━━━━━ Supplied material ━━━━━

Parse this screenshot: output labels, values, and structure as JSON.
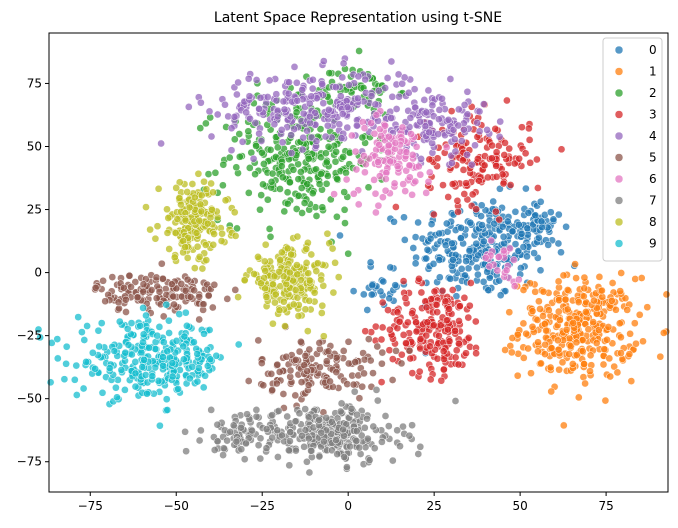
{
  "chart_data": {
    "type": "scatter",
    "title": "Latent Space Representation using t-SNE",
    "xlabel": "",
    "ylabel": "",
    "xlim": [
      -87,
      93
    ],
    "ylim": [
      -87,
      95
    ],
    "x_ticks": [
      -75,
      -50,
      -25,
      0,
      25,
      50,
      75
    ],
    "y_ticks": [
      -75,
      -50,
      -25,
      0,
      25,
      50,
      75
    ],
    "grid": false,
    "legend_position": "top-right",
    "legend": [
      "0",
      "1",
      "2",
      "3",
      "4",
      "5",
      "6",
      "7",
      "8",
      "9"
    ],
    "series": [
      {
        "name": "0",
        "color": "#1f77b4",
        "clusters": [
          {
            "cx": 38,
            "cy": 10,
            "rx": 20,
            "ry": 20,
            "n": 260
          },
          {
            "cx": 55,
            "cy": 18,
            "rx": 8,
            "ry": 10,
            "n": 50
          },
          {
            "cx": 10,
            "cy": -5,
            "rx": 8,
            "ry": 10,
            "n": 25
          }
        ]
      },
      {
        "name": "1",
        "color": "#ff7f0e",
        "clusters": [
          {
            "cx": 67,
            "cy": -22,
            "rx": 17,
            "ry": 20,
            "n": 330
          }
        ]
      },
      {
        "name": "2",
        "color": "#2ca02c",
        "clusters": [
          {
            "cx": -15,
            "cy": 45,
            "rx": 22,
            "ry": 25,
            "n": 280
          },
          {
            "cx": 2,
            "cy": 72,
            "rx": 12,
            "ry": 10,
            "n": 60
          }
        ]
      },
      {
        "name": "3",
        "color": "#d62728",
        "clusters": [
          {
            "cx": 25,
            "cy": -22,
            "rx": 15,
            "ry": 18,
            "n": 210
          },
          {
            "cx": 38,
            "cy": 45,
            "rx": 15,
            "ry": 18,
            "n": 150
          }
        ]
      },
      {
        "name": "4",
        "color": "#9467bd",
        "clusters": [
          {
            "cx": -10,
            "cy": 65,
            "rx": 30,
            "ry": 15,
            "n": 260
          },
          {
            "cx": 25,
            "cy": 60,
            "rx": 15,
            "ry": 14,
            "n": 120
          }
        ]
      },
      {
        "name": "5",
        "color": "#8c564b",
        "clusters": [
          {
            "cx": -55,
            "cy": -8,
            "rx": 18,
            "ry": 8,
            "n": 150
          },
          {
            "cx": -8,
            "cy": -38,
            "rx": 18,
            "ry": 12,
            "n": 140
          }
        ]
      },
      {
        "name": "6",
        "color": "#e377c2",
        "clusters": [
          {
            "cx": 12,
            "cy": 45,
            "rx": 12,
            "ry": 16,
            "n": 120
          },
          {
            "cx": 45,
            "cy": 5,
            "rx": 6,
            "ry": 8,
            "n": 25
          }
        ]
      },
      {
        "name": "7",
        "color": "#7f7f7f",
        "clusters": [
          {
            "cx": -5,
            "cy": -64,
            "rx": 20,
            "ry": 12,
            "n": 260
          },
          {
            "cx": -32,
            "cy": -64,
            "rx": 10,
            "ry": 8,
            "n": 70
          }
        ]
      },
      {
        "name": "8",
        "color": "#bcbd22",
        "clusters": [
          {
            "cx": -45,
            "cy": 20,
            "rx": 10,
            "ry": 15,
            "n": 200
          },
          {
            "cx": -17,
            "cy": -3,
            "rx": 12,
            "ry": 13,
            "n": 200
          }
        ]
      },
      {
        "name": "9",
        "color": "#17becf",
        "clusters": [
          {
            "cx": -57,
            "cy": -35,
            "rx": 22,
            "ry": 15,
            "n": 300
          }
        ]
      }
    ]
  }
}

━━━━━

• [Given instruction]: Gather all lines of the records that include the word "color".

• [Task answer]:
        "color": "#1f77b4",
        "color": "#ff7f0e",
        "color": "#2ca02c",
        "color": "#d62728",
        "color": "#9467bd",
        "color": "#8c564b",
        "color": "#e377c2",
        "color": "#7f7f7f",
        "color": "#bcbd22",
        "color": "#17becf",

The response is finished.